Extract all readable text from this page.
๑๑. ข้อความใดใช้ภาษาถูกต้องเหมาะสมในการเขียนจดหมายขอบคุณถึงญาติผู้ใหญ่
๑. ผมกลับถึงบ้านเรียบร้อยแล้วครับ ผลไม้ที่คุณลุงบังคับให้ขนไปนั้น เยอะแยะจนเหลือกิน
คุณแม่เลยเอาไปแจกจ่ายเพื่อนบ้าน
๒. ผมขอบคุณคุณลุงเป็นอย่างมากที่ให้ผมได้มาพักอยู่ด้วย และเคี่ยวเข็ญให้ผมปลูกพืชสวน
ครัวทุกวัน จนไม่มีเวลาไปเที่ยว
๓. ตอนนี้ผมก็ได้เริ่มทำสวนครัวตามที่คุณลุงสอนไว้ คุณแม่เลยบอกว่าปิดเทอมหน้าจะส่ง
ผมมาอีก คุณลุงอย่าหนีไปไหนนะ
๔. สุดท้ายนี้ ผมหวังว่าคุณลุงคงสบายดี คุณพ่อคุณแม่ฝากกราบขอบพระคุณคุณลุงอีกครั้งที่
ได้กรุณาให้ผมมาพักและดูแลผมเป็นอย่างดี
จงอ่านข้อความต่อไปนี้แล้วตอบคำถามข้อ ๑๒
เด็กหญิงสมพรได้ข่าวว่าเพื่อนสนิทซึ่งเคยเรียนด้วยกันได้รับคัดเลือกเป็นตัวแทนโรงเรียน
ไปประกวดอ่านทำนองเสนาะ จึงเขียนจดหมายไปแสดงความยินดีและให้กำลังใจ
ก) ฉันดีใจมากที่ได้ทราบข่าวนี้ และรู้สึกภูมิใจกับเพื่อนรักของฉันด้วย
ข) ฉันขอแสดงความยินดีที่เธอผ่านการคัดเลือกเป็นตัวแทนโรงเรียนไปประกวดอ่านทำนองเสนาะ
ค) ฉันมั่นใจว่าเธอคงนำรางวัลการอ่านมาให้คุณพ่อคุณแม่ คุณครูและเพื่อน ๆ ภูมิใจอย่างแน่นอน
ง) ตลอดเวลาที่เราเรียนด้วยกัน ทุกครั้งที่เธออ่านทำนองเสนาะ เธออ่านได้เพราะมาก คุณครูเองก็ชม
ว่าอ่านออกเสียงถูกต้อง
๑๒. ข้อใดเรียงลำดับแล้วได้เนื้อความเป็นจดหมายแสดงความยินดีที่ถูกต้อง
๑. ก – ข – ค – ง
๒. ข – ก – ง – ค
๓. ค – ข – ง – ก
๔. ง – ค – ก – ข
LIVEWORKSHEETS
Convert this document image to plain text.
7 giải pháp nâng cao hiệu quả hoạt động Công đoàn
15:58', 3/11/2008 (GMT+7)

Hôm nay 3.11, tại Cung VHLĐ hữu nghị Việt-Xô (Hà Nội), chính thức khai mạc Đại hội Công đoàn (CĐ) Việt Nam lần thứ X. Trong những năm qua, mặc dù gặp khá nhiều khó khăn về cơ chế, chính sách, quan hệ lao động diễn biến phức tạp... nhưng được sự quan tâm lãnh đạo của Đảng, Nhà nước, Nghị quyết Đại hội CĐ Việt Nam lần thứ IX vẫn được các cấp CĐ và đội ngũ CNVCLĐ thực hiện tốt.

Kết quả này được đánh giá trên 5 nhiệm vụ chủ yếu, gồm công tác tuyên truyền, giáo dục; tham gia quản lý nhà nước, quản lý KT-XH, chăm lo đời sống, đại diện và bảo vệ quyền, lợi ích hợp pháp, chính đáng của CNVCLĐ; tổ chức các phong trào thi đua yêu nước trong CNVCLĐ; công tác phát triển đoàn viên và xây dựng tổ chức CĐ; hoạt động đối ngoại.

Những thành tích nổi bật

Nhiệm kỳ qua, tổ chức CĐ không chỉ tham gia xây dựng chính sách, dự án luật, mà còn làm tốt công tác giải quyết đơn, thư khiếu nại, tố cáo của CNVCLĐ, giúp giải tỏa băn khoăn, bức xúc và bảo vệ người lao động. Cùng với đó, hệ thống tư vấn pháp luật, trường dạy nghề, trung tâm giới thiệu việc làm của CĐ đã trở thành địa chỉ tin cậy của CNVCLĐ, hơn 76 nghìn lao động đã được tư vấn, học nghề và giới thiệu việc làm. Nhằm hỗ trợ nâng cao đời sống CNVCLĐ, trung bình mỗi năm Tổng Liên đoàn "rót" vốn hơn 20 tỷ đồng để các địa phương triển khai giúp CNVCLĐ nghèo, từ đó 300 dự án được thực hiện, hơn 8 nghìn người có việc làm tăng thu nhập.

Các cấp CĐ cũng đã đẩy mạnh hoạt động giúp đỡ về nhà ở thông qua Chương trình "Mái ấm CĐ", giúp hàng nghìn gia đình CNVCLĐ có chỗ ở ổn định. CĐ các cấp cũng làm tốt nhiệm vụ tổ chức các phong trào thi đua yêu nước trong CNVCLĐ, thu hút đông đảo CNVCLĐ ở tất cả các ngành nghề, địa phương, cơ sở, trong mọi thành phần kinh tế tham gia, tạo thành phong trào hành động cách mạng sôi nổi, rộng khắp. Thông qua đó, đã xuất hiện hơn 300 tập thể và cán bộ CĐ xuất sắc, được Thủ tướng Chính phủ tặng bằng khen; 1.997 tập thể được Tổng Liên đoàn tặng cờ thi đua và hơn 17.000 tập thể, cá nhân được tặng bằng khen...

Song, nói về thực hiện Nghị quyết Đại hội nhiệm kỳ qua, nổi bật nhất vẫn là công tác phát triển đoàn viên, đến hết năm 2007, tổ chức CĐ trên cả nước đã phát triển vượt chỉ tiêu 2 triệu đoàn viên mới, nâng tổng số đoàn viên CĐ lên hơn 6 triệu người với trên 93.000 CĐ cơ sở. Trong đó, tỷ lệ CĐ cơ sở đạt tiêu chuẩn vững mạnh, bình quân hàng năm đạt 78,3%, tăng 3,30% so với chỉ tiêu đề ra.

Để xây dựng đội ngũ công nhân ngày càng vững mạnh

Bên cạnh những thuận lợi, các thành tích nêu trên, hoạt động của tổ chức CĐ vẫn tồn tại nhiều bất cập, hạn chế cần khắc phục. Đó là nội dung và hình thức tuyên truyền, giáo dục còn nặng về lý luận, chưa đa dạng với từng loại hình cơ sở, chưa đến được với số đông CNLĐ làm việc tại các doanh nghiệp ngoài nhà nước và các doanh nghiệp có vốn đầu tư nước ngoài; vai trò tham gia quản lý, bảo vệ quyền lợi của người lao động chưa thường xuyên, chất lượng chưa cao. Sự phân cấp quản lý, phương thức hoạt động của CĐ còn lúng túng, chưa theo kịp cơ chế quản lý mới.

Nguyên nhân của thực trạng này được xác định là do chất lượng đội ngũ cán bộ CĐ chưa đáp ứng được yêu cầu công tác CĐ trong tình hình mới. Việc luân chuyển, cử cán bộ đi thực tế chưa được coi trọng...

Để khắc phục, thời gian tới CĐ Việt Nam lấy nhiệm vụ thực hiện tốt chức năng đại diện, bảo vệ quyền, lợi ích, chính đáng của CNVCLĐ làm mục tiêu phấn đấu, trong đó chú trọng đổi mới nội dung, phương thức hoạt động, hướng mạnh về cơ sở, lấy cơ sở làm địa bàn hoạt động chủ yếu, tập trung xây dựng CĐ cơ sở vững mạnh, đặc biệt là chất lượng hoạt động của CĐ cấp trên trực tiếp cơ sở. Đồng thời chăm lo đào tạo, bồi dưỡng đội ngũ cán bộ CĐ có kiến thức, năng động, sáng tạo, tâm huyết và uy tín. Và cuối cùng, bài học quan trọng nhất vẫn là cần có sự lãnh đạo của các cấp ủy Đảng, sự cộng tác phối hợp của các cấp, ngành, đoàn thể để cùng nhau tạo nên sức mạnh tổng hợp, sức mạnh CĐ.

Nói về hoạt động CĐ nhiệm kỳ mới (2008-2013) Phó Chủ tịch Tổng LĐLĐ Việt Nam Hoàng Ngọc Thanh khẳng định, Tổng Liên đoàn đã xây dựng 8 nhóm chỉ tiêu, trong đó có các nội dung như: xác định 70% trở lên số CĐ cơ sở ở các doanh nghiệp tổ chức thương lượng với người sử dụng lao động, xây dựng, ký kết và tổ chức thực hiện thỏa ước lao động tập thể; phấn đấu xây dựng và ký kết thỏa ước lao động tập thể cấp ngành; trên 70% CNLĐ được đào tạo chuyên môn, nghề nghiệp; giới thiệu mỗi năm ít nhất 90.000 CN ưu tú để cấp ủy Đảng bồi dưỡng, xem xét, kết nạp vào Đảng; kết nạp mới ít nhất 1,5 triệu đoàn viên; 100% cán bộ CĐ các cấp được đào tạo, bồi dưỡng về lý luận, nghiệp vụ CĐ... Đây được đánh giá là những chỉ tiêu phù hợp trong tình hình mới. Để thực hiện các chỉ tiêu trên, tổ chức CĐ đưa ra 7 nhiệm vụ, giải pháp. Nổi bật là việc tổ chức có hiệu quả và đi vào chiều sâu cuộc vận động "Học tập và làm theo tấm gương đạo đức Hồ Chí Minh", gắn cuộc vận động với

◆ To be done ◆
Identify and copy all lines with the word "text".

◆ Finished answer ◆
Extract all readable text from this page.
Convert this document image to plain text.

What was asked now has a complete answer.